Take the listing and print it in full, exactly as given.

━━━

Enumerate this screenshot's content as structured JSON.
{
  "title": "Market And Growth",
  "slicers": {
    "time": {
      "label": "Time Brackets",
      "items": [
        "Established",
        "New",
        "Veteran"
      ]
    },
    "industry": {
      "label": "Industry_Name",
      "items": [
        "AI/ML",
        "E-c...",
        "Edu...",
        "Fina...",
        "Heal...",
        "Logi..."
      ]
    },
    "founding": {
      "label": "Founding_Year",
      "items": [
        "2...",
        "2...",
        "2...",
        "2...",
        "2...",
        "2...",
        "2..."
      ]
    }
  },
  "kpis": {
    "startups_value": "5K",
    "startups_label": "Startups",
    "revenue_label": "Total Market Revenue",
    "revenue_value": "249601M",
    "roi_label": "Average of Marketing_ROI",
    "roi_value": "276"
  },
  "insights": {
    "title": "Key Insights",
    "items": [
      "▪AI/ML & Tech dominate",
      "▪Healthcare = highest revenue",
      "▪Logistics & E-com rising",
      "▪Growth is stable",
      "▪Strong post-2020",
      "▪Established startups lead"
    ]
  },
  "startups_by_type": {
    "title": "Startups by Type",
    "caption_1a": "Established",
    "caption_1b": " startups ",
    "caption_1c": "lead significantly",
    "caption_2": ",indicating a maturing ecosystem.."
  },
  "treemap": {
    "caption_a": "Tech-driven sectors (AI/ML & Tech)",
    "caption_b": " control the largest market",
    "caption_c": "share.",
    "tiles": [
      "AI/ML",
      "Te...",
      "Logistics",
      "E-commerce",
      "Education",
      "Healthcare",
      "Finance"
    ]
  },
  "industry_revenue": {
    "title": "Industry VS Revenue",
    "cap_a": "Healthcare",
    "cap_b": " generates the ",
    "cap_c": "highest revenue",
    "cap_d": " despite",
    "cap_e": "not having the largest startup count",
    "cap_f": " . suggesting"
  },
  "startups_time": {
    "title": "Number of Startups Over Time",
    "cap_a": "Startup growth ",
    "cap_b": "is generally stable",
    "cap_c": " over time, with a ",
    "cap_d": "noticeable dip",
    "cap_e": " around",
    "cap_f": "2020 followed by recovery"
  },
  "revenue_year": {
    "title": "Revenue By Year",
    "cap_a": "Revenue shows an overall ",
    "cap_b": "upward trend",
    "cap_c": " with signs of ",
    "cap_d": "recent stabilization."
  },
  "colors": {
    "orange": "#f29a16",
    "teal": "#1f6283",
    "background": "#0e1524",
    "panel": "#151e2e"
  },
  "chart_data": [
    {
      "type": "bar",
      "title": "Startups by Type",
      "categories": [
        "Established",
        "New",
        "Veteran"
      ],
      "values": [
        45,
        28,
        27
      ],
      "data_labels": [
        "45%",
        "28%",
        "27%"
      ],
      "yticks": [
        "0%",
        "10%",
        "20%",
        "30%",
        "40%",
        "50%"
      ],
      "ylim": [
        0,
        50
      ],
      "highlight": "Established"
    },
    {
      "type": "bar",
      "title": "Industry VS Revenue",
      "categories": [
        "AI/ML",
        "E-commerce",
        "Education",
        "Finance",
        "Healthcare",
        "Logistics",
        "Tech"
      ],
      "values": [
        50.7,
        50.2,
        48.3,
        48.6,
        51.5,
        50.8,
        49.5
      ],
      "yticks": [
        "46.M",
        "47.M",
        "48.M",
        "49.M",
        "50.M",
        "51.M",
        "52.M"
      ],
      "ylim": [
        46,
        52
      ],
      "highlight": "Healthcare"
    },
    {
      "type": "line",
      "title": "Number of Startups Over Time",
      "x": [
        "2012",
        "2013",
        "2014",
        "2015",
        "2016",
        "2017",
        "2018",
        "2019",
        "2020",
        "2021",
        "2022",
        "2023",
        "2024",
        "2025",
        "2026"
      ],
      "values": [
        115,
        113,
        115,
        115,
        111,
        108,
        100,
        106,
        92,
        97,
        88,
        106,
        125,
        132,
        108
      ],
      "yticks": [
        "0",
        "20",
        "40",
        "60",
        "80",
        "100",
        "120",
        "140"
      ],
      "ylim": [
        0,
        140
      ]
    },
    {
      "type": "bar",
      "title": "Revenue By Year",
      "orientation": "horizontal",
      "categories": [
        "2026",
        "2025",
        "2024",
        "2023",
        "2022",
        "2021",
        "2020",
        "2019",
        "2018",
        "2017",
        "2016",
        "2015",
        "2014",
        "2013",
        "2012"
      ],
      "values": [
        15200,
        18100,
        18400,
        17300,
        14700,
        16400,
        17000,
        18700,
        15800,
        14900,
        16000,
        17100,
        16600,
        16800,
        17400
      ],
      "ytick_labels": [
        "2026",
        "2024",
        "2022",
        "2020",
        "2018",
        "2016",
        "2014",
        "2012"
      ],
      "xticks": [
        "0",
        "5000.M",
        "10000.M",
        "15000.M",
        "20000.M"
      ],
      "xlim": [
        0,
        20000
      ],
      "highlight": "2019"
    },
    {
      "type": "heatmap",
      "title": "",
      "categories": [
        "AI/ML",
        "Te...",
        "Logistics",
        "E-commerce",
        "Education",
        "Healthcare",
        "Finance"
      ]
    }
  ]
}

━━━

- _Written reply_
Enumerate this screenshot's content as structured JSON.
{
  "title": "Market And Growth",
  "slicers": {
    "time": {
      "label": "Time Brackets",
      "items": [
        "Established",
        "New",
        "Veteran"
      ]
    },
    "industry": {
      "label": "Industry_Name",
      "items": [
        "AI/ML",
        "E-c...",
        "Edu...",
        "Fina...",
        "Heal...",
        "Logi..."
      ]
    },
    "founding": {
      "label": "Founding_Year",
      "items": [
        "2...",
        "2...",
        "2...",
        "2...",
        "2...",
        "2...",
        "2..."
      ]
    }
  },
  "kpis": {
    "startups_value": "5K",
    "startups_label": "Startups",
    "revenue_label": "Total Market Revenue",
    "revenue_value": "249601M",
    "roi_label": "Average of Marketing_ROI",
    "roi_value": "276"
  },
  "insights": {
    "title": "Key Insights",
    "items": [
      "▪AI/ML & Tech dominate",
      "▪Healthcare = highest revenue",
      "▪Logistics & E-com rising",
      "▪Growth is stable",
      "▪Strong post-2020",
      "▪Established startups lead"
    ]
  },
  "startups_by_type": {
    "title": "Startups by Type",
    "caption_1a": "Established",
    "caption_1b": " startups ",
    "caption_1c": "lead significantly",
    "caption_2": ",indicating a maturing ecosystem.."
  },
  "treemap": {
    "caption_a": "Tech-driven sectors (AI/ML & Tech)",
    "caption_b": " control the largest market",
    "caption_c": "share.",
    "tiles": [
      "AI/ML",
      "Te...",
      "Logistics",
      "E-commerce",
      "Education",
      "Healthcare",
      "Finance"
    ]
  },
  "industry_revenue": {
    "title": "Industry VS Revenue",
    "cap_a": "Healthcare",
    "cap_b": " generates the ",
    "cap_c": "highest revenue",
    "cap_d": " despite",
    "cap_e": "not having the largest startup count",
    "cap_f": " . suggesting"
  },
  "startups_time": {
    "title": "Number of Startups Over Time",
    "cap_a": "Startup growth ",
    "cap_b": "is generally stable",
    "cap_c": " over time, with a ",
    "cap_d": "noticeable dip",
    "cap_e": " around",
    "cap_f": "2020 followed by recovery"
  },
  "revenue_year": {
    "title": "Revenue By Year",
    "cap_a": "Revenue shows an overall ",
    "cap_b": "upward trend",
    "cap_c": " with signs of ",
    "cap_d": "recent stabilization."
  },
  "colors": {
    "orange": "#f29a16",
    "teal": "#1f6283",
    "background": "#0e1524",
    "panel": "#151e2e"
  },
  "chart_data": [
    {
      "type": "bar",
      "title": "Startups by Type",
      "categories": [
        "Established",
        "New",
        "Veteran"
      ],
      "values": [
        45,
        28,
        27
      ],
      "data_labels": [
        "45%",
        "28%",
        "27%"
      ],
      "yticks": [
        "0%",
        "10%",
        "20%",
        "30%",
        "40%",
        "50%"
      ],
      "ylim": [
        0,
        50
      ],
      "highlight": "Established"
    },
    {
      "type": "bar",
      "title": "Industry VS Revenue",
      "categories": [
        "AI/ML",
        "E-commerce",
        "Education",
        "Finance",
        "Healthcare",
        "Logistics",
        "Tech"
      ],
      "values": [
        50.7,
        50.2,
        48.3,
        48.6,
        51.5,
        50.8,
        49.5
      ],
      "yticks": [
        "46.M",
        "47.M",
        "48.M",
        "49.M",
        "50.M",
        "51.M",
        "52.M"
      ],
      "ylim": [
        46,
        52
      ],
      "highlight": "Healthcare"
    },
    {
      "type": "line",
      "title": "Number of Startups Over Time",
      "x": [
        "2012",
        "2013",
        "2014",
        "2015",
        "2016",
        "2017",
        "2018",
        "2019",
        "2020",
        "2021",
        "2022",
        "2023",
        "2024",
        "2025",
        "2026"
      ],
      "values": [
        115,
        113,
        115,
        115,
        111,
        108,
        100,
        106,
        92,
        97,
        88,
        106,
        125,
        132,
        108
      ],
      "yticks": [
        "0",
        "20",
        "40",
        "60",
        "80",
        "100",
        "120",
        "140"
      ],
      "ylim": [
        0,
        140
      ]
    },
    {
      "type": "bar",
      "title": "Revenue By Year",
      "orientation": "horizontal",
      "categories": [
        "2026",
        "2025",
        "2024",
        "2023",
        "2022",
        "2021",
        "2020",
        "2019",
        "2018",
        "2017",
        "2016",
        "2015",
        "2014",
        "2013",
        "2012"
      ],
      "values": [
        15200,
        18100,
        18400,
        17300,
        14700,
        16400,
        17000,
        18700,
        15800,
        14900,
        16000,
        17100,
        16600,
        16800,
        17400
      ],
      "ytick_labels": [
        "2026",
        "2024",
        "2022",
        "2020",
        "2018",
        "2016",
        "2014",
        "2012"
      ],
      "xticks": [
        "0",
        "5000.M",
        "10000.M",
        "15000.M",
        "20000.M"
      ],
      "xlim": [
        0,
        20000
      ],
      "highlight": "2019"
    },
    {
      "type": "heatmap",
      "title": "",
      "categories": [
        "AI/ML",
        "Te...",
        "Logistics",
        "E-commerce",
        "Education",
        "Healthcare",
        "Finance"
      ]
    }
  ]
}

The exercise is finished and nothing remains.